[Part of a data file]
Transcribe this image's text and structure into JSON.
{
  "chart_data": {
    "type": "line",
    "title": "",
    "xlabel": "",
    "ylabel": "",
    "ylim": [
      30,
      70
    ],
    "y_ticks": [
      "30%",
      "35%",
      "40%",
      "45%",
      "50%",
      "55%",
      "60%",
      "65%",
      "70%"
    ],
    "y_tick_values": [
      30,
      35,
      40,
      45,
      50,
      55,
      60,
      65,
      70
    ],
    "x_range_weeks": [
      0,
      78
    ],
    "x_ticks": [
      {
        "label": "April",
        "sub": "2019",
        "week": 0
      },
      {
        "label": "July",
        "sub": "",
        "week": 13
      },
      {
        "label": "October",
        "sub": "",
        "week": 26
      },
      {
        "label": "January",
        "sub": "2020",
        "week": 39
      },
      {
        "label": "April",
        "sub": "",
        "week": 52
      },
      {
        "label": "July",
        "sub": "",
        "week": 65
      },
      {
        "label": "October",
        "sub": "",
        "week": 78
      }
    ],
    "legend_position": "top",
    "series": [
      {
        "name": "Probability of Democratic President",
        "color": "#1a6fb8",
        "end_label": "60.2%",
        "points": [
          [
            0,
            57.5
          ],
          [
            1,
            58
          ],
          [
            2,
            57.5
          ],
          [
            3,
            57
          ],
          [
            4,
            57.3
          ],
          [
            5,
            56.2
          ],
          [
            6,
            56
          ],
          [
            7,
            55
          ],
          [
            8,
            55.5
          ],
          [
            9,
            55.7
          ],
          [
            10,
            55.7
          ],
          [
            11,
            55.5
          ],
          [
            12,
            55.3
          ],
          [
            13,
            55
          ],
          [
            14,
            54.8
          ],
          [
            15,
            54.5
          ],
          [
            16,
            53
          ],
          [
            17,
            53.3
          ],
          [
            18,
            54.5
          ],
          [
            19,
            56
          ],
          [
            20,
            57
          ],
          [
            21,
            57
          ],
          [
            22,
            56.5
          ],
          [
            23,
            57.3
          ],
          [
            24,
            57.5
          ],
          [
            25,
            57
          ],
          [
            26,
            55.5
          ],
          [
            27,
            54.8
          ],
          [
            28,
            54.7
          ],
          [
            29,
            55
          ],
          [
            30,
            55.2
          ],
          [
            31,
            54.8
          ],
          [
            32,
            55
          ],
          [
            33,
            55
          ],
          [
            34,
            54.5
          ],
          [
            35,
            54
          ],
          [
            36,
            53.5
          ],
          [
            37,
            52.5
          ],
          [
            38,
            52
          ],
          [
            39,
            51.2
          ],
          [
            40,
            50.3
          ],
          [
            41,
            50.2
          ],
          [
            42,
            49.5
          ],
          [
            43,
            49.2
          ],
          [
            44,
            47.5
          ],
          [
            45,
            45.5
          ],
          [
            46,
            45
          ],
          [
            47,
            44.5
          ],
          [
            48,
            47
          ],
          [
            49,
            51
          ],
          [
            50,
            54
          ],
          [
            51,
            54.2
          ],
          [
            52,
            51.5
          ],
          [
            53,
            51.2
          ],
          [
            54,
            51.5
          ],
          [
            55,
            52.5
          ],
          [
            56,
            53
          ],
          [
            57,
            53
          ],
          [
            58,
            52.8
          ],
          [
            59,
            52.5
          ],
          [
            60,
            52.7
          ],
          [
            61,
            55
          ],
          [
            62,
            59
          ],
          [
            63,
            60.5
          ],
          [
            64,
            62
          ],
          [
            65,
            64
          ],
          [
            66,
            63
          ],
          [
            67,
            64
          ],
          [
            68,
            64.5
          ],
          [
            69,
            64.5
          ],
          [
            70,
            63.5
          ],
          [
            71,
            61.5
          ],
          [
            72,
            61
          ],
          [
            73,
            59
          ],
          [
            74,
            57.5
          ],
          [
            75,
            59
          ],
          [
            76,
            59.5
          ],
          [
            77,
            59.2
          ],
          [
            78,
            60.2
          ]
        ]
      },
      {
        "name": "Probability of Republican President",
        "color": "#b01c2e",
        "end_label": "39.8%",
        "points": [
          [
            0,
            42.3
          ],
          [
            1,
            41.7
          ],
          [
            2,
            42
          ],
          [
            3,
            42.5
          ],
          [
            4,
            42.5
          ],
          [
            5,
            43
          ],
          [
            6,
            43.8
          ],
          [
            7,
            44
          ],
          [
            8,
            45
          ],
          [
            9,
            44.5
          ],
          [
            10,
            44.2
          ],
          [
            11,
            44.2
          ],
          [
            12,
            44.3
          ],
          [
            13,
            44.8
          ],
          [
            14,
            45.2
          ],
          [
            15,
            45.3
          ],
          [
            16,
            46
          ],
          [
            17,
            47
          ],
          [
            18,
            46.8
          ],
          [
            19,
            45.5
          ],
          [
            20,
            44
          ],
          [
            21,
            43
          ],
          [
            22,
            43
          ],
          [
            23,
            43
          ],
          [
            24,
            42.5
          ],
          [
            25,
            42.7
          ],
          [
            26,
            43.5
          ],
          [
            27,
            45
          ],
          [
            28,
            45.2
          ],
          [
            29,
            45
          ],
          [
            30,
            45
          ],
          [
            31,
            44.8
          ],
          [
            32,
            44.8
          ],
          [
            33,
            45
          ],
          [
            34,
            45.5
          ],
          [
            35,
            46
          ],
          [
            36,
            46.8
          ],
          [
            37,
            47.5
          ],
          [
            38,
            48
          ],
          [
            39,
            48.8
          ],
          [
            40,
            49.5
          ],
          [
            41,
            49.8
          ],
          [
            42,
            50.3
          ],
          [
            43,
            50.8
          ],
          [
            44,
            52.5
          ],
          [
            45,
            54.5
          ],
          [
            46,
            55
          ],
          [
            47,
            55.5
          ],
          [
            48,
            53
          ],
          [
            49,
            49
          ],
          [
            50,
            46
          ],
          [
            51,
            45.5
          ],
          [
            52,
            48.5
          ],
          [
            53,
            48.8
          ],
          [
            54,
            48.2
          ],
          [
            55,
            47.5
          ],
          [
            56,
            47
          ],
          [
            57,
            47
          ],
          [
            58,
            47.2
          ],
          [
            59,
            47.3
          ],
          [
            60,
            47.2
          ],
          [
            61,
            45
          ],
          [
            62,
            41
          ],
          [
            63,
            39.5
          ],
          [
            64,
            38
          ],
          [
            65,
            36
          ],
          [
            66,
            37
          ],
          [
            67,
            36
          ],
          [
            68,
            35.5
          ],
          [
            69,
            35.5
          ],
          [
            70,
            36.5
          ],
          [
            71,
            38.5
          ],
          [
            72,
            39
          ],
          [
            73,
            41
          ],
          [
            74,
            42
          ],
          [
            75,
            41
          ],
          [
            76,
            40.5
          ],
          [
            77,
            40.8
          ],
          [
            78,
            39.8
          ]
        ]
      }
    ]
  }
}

*Work instructions:* Output the listing above exactly as it appears.

*Reply:*
Transcribe this image's text and structure into JSON.
{
  "chart_data": {
    "type": "line",
    "title": "",
    "xlabel": "",
    "ylabel": "",
    "ylim": [
      30,
      70
    ],
    "y_ticks": [
      "30%",
      "35%",
      "40%",
      "45%",
      "50%",
      "55%",
      "60%",
      "65%",
      "70%"
    ],
    "y_tick_values": [
      30,
      35,
      40,
      45,
      50,
      55,
      60,
      65,
      70
    ],
    "x_range_weeks": [
      0,
      78
    ],
    "x_ticks": [
      {
        "label": "April",
        "sub": "2019",
        "week": 0
      },
      {
        "label": "July",
        "sub": "",
        "week": 13
      },
      {
        "label": "October",
        "sub": "",
        "week": 26
      },
      {
        "label": "January",
        "sub": "2020",
        "week": 39
      },
      {
        "label": "April",
        "sub": "",
        "week": 52
      },
      {
        "label": "July",
        "sub": "",
        "week": 65
      },
      {
        "label": "October",
        "sub": "",
        "week": 78
      }
    ],
    "legend_position": "top",
    "series": [
      {
        "name": "Probability of Democratic President",
        "color": "#1a6fb8",
        "end_label": "60.2%",
        "points": [
          [
            0,
            57.5
          ],
          [
            1,
            58
          ],
          [
            2,
            57.5
          ],
          [
            3,
            57
          ],
          [
            4,
            57.3
          ],
          [
            5,
            56.2
          ],
          [
            6,
            56
          ],
          [
            7,
            55
          ],
          [
            8,
            55.5
          ],
          [
            9,
            55.7
          ],
          [
            10,
            55.7
          ],
          [
            11,
            55.5
          ],
          [
            12,
            55.3
          ],
          [
            13,
            55
          ],
          [
            14,
            54.8
          ],
          [
            15,
            54.5
          ],
          [
            16,
            53
          ],
          [
            17,
            53.3
          ],
          [
            18,
            54.5
          ],
          [
            19,
            56
          ],
          [
            20,
            57
          ],
          [
            21,
            57
          ],
          [
            22,
            56.5
          ],
          [
            23,
            57.3
          ],
          [
            24,
            57.5
          ],
          [
            25,
            57
          ],
          [
            26,
            55.5
          ],
          [
            27,
            54.8
          ],
          [
            28,
            54.7
          ],
          [
            29,
            55
          ],
          [
            30,
            55.2
          ],
          [
            31,
            54.8
          ],
          [
            32,
            55
          ],
          [
            33,
            55
          ],
          [
            34,
            54.5
          ],
          [
            35,
            54
          ],
          [
            36,
            53.5
          ],
          [
            37,
            52.5
          ],
          [
            38,
            52
          ],
          [
            39,
            51.2
          ],
          [
            40,
            50.3
          ],
          [
            41,
            50.2
          ],
          [
            42,
            49.5
          ],
          [
            43,
            49.2
          ],
          [
            44,
            47.5
          ],
          [
            45,
            45.5
          ],
          [
            46,
            45
          ],
          [
            47,
            44.5
          ],
          [
            48,
            47
          ],
          [
            49,
            51
          ],
          [
            50,
            54
          ],
          [
            51,
            54.2
          ],
          [
            52,
            51.5
          ],
          [
            53,
            51.2
          ],
          [
            54,
            51.5
          ],
          [
            55,
            52.5
          ],
          [
            56,
            53
          ],
          [
            57,
            53
          ],
          [
            58,
            52.8
          ],
          [
            59,
            52.5
          ],
          [
            60,
            52.7
          ],
          [
            61,
            55
          ],
          [
            62,
            59
          ],
          [
            63,
            60.5
          ],
          [
            64,
            62
          ],
          [
            65,
            64
          ],
          [
            66,
            63
          ],
          [
            67,
            64
          ],
          [
            68,
            64.5
          ],
          [
            69,
            64.5
          ],
          [
            70,
            63.5
          ],
          [
            71,
            61.5
          ],
          [
            72,
            61
          ],
          [
            73,
            59
          ],
          [
            74,
            57.5
          ],
          [
            75,
            59
          ],
          [
            76,
            59.5
          ],
          [
            77,
            59.2
          ],
          [
            78,
            60.2
          ]
        ]
      },
      {
        "name": "Probability of Republican President",
        "color": "#b01c2e",
        "end_label": "39.8%",
        "points": [
          [
            0,
            42.3
          ],
          [
            1,
            41.7
          ],
          [
            2,
            42
          ],
          [
            3,
            42.5
          ],
          [
            4,
            42.5
          ],
          [
            5,
            43
          ],
          [
            6,
            43.8
          ],
          [
            7,
            44
          ],
          [
            8,
            45
          ],
          [
            9,
            44.5
          ],
          [
            10,
            44.2
          ],
          [
            11,
            44.2
          ],
          [
            12,
            44.3
          ],
          [
            13,
            44.8
          ],
          [
            14,
            45.2
          ],
          [
            15,
            45.3
          ],
          [
            16,
            46
          ],
          [
            17,
            47
          ],
          [
            18,
            46.8
          ],
          [
            19,
            45.5
          ],
          [
            20,
            44
          ],
          [
            21,
            43
          ],
          [
            22,
            43
          ],
          [
            23,
            43
          ],
          [
            24,
            42.5
          ],
          [
            25,
            42.7
          ],
          [
            26,
            43.5
          ],
          [
            27,
            45
          ],
          [
            28,
            45.2
          ],
          [
            29,
            45
          ],
          [
            30,
            45
          ],
          [
            31,
            44.8
          ],
          [
            32,
            44.8
          ],
          [
            33,
            45
          ],
          [
            34,
            45.5
          ],
          [
            35,
            46
          ],
          [
            36,
            46.8
          ],
          [
            37,
            47.5
          ],
          [
            38,
            48
          ],
          [
            39,
            48.8
          ],
          [
            40,
            49.5
          ],
          [
            41,
            49.8
          ],
          [
            42,
            50.3
          ],
          [
            43,
            50.8
          ],
          [
            44,
            52.5
          ],
          [
            45,
            54.5
          ],
          [
            46,
            55
          ],
          [
            47,
            55.5
          ],
          [
            48,
            53
          ],
          [
            49,
            49
          ],
          [
            50,
            46
          ],
          [
            51,
            45.5
          ],
          [
            52,
            48.5
          ],
          [
            53,
            48.8
          ],
          [
            54,
            48.2
          ],
          [
            55,
            47.5
          ],
          [
            56,
            47
          ],
          [
            57,
            47
          ],
          [
            58,
            47.2
          ],
          [
            59,
            47.3
          ],
          [
            60,
            47.2
          ],
          [
            61,
            45
          ],
          [
            62,
            41
          ],
          [
            63,
            39.5
          ],
          [
            64,
            38
          ],
          [
            65,
            36
          ],
          [
            66,
            37
          ],
          [
            67,
            36
          ],
          [
            68,
            35.5
          ],
          [
            69,
            35.5
          ],
          [
            70,
            36.5
          ],
          [
            71,
            38.5
          ],
          [
            72,
            39
          ],
          [
            73,
            41
          ],
          [
            74,
            42
          ],
          [
            75,
            41
          ],
          [
            76,
            40.5
          ],
          [
            77,
            40.8
          ],
          [
            78,
            39.8
          ]
        ]
      }
    ]
  }
}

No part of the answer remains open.